Records to process:
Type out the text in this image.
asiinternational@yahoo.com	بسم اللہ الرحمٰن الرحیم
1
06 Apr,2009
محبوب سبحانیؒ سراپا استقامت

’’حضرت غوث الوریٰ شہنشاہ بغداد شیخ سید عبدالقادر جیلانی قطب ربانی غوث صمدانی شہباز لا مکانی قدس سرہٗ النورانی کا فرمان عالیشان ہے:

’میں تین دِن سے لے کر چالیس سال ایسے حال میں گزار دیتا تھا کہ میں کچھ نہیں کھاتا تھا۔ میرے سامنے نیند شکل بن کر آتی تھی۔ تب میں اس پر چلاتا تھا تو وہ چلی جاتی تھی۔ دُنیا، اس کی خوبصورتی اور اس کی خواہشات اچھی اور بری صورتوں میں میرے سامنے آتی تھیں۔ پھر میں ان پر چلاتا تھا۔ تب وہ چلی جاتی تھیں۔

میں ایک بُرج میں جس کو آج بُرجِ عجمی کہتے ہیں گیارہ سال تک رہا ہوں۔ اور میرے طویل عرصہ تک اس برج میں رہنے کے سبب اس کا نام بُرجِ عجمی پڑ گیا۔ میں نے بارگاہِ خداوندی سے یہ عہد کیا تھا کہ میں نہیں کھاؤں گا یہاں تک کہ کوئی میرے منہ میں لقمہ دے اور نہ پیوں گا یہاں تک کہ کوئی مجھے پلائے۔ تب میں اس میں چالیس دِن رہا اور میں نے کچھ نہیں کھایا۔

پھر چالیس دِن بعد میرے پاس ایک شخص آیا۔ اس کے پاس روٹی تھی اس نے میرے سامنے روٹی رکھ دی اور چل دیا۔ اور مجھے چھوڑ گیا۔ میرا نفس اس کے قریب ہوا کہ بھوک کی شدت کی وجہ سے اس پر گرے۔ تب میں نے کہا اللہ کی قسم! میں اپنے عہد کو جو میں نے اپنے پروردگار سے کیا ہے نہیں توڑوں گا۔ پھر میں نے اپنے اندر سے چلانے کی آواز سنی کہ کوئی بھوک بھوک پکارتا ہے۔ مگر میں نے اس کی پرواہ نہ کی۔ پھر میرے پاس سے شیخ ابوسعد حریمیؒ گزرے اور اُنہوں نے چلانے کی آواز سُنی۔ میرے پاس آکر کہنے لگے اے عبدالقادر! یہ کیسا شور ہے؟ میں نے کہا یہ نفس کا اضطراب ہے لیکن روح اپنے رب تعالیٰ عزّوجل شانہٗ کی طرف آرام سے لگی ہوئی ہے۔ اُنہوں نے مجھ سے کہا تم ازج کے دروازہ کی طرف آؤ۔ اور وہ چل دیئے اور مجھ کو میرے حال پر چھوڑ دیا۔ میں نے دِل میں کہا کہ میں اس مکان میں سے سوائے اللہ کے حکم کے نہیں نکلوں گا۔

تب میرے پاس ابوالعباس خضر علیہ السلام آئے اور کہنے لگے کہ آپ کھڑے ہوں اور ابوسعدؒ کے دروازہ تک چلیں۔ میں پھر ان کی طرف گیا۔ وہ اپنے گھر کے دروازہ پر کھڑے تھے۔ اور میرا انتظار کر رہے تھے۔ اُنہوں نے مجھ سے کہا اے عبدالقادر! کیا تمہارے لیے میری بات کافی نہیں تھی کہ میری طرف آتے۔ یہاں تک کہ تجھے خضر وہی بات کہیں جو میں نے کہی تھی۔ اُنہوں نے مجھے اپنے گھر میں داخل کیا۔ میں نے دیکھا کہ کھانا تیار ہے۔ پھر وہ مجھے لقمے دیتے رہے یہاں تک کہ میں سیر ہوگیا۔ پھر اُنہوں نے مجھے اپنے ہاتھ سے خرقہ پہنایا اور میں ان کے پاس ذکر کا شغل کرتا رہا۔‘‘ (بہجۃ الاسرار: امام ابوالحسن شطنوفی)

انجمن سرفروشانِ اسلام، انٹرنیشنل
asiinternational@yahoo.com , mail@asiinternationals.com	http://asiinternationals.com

Problem to solve: Tell how many lines include "asiinternational". The number is the whole answer.

Solution: 2